Type out all the records word for word. Any pictures are to be left out.
►
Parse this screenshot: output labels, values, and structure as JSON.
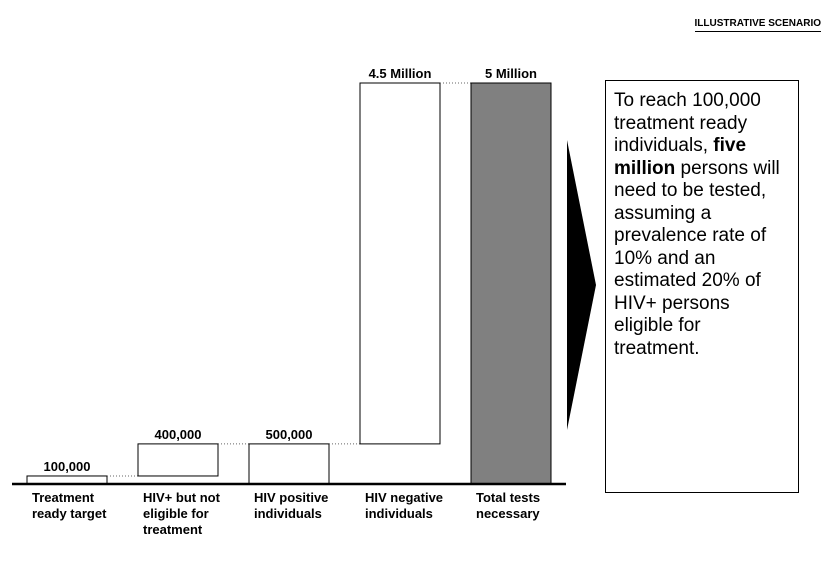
{
  "chart_data": {
    "type": "waterfall",
    "header": "ILLUSTRATIVE SCENARIO",
    "categories": [
      "Treatment ready target",
      "HIV+ but not eligible for treatment",
      "HIV positive individuals",
      "HIV negative individuals",
      "Total tests necessary"
    ],
    "values": [
      100000,
      400000,
      500000,
      4500000,
      5000000
    ],
    "value_labels": [
      "100,000",
      "400,000",
      "500,000",
      "4.5 Million",
      "5 Million"
    ],
    "measures": [
      "relative",
      "relative",
      "total",
      "relative",
      "total"
    ],
    "colors": [
      "#ffffff",
      "#ffffff",
      "#ffffff",
      "#ffffff",
      "#808080"
    ],
    "ylim": [
      0,
      5000000
    ],
    "annotation": [
      "To reach 100,000 treatment ready individuals, ",
      "five million",
      " persons will need to be tested, assuming a prevalence rate of 10% and an estimated 20% of HIV+ persons eligible for treatment."
    ]
  }
}
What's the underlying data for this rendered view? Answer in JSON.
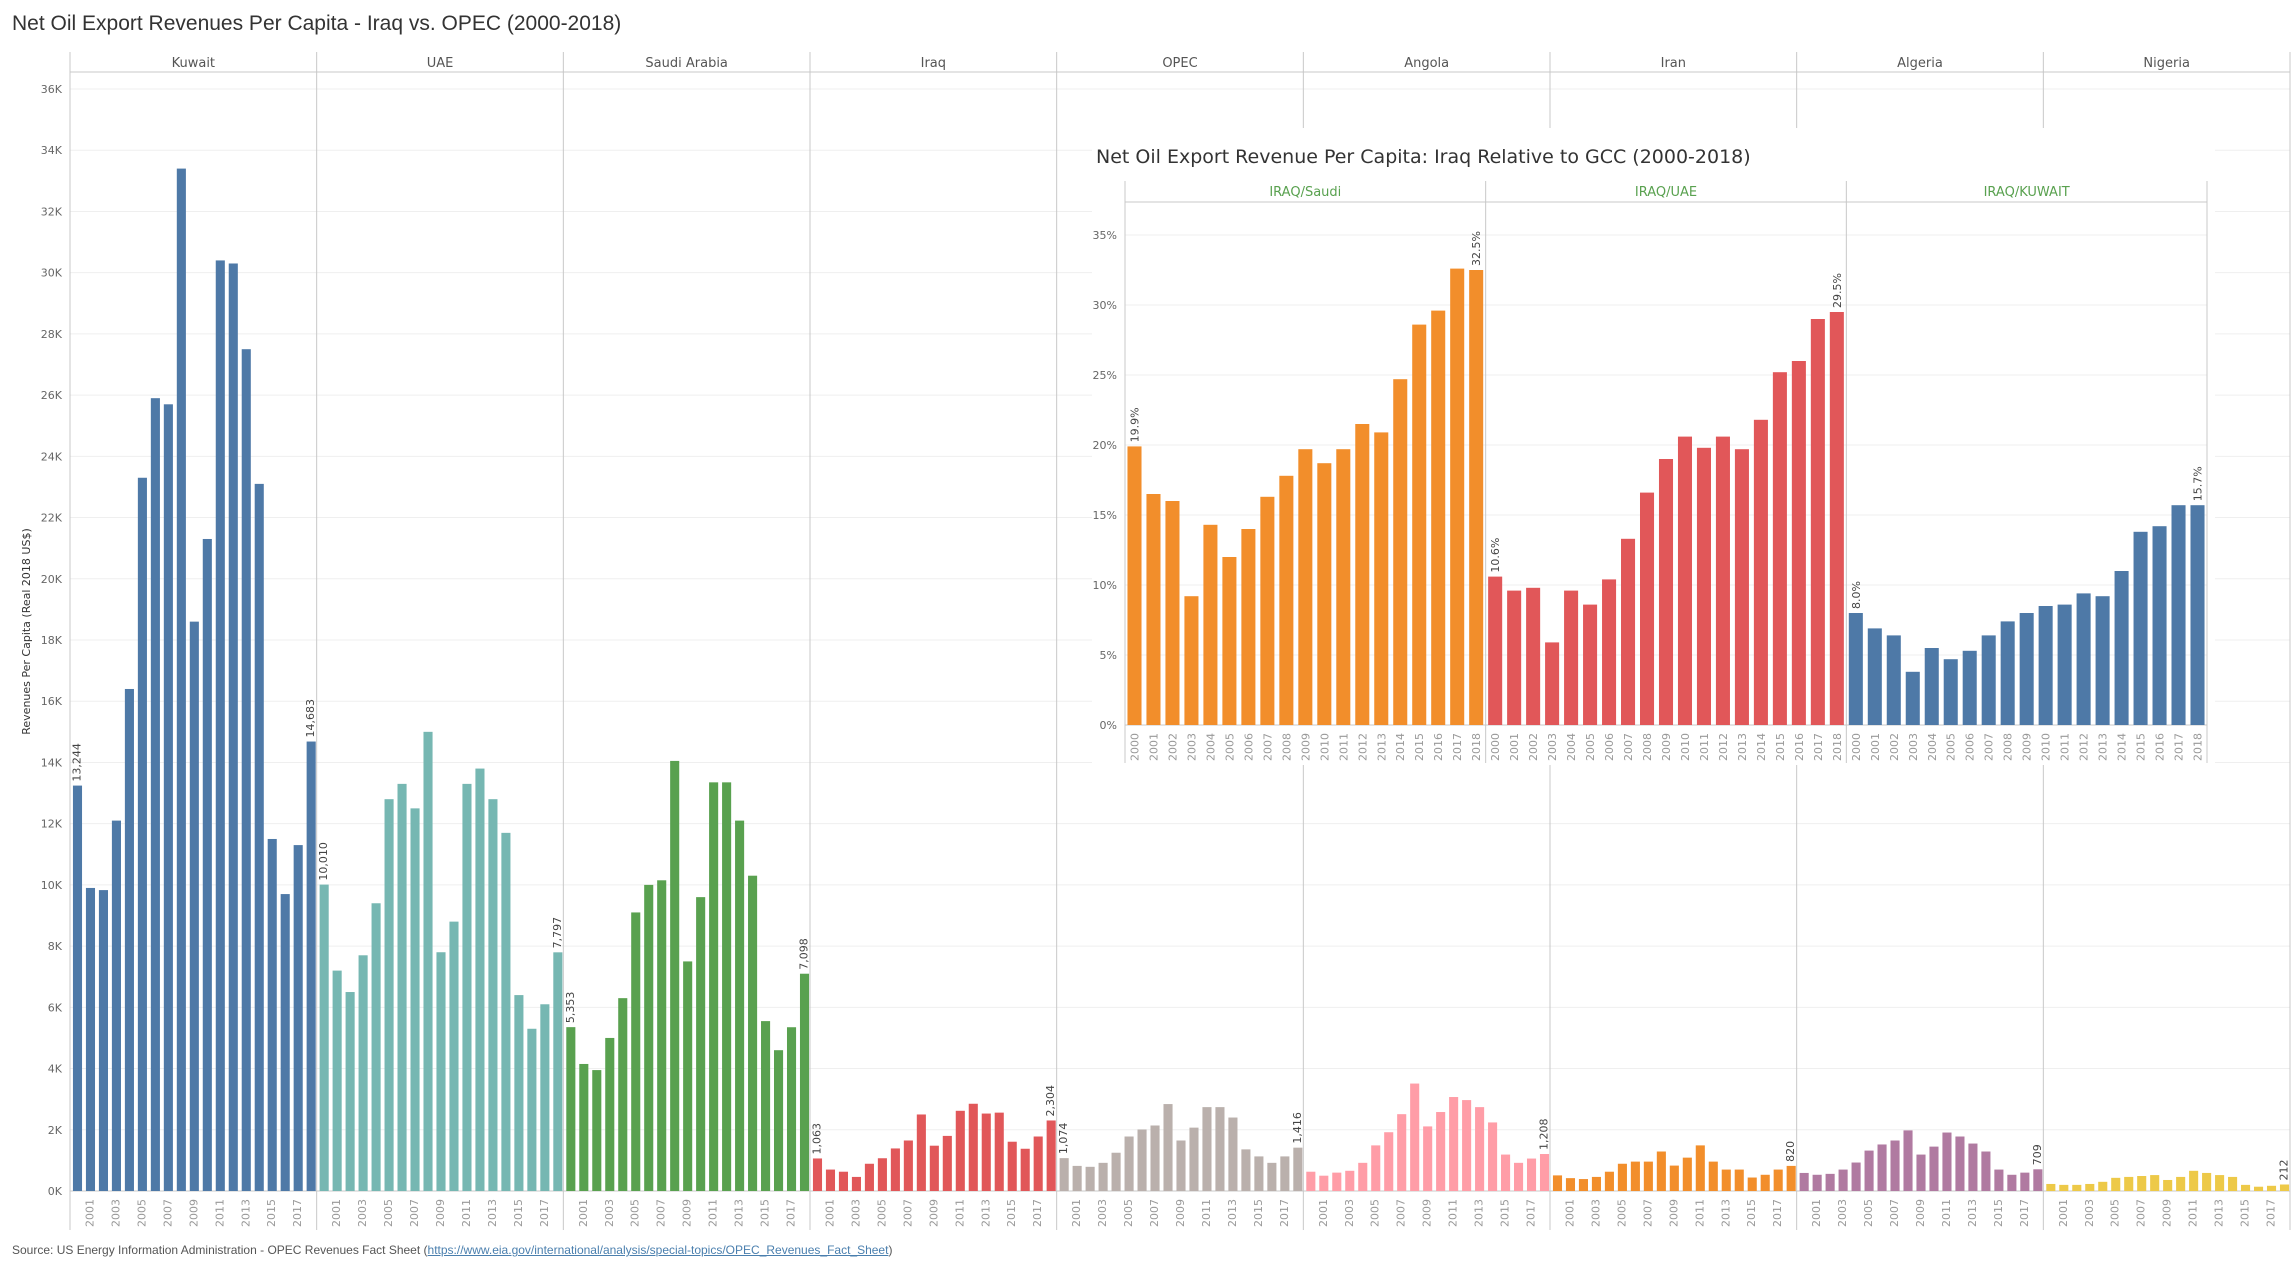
◄
# WRITTEN SOLUTION
Parse this screenshot: output labels, values, and structure as JSON.
{
  "chart_data": {
    "type": "waterfall",
    "header": "ILLUSTRATIVE SCENARIO",
    "categories": [
      "Treatment ready target",
      "HIV+ but not eligible for treatment",
      "HIV positive individuals",
      "HIV negative individuals",
      "Total tests necessary"
    ],
    "values": [
      100000,
      400000,
      500000,
      4500000,
      5000000
    ],
    "value_labels": [
      "100,000",
      "400,000",
      "500,000",
      "4.5 Million",
      "5 Million"
    ],
    "measures": [
      "relative",
      "relative",
      "total",
      "relative",
      "total"
    ],
    "colors": [
      "#ffffff",
      "#ffffff",
      "#ffffff",
      "#ffffff",
      "#808080"
    ],
    "ylim": [
      0,
      5000000
    ],
    "annotation": [
      "To reach 100,000 treatment ready individuals, ",
      "five million",
      " persons will need to be tested, assuming a prevalence rate of 10% and an estimated 20% of HIV+ persons eligible for treatment."
    ]
  }
}
What's the underlying data for this rendered view? Answer in JSON.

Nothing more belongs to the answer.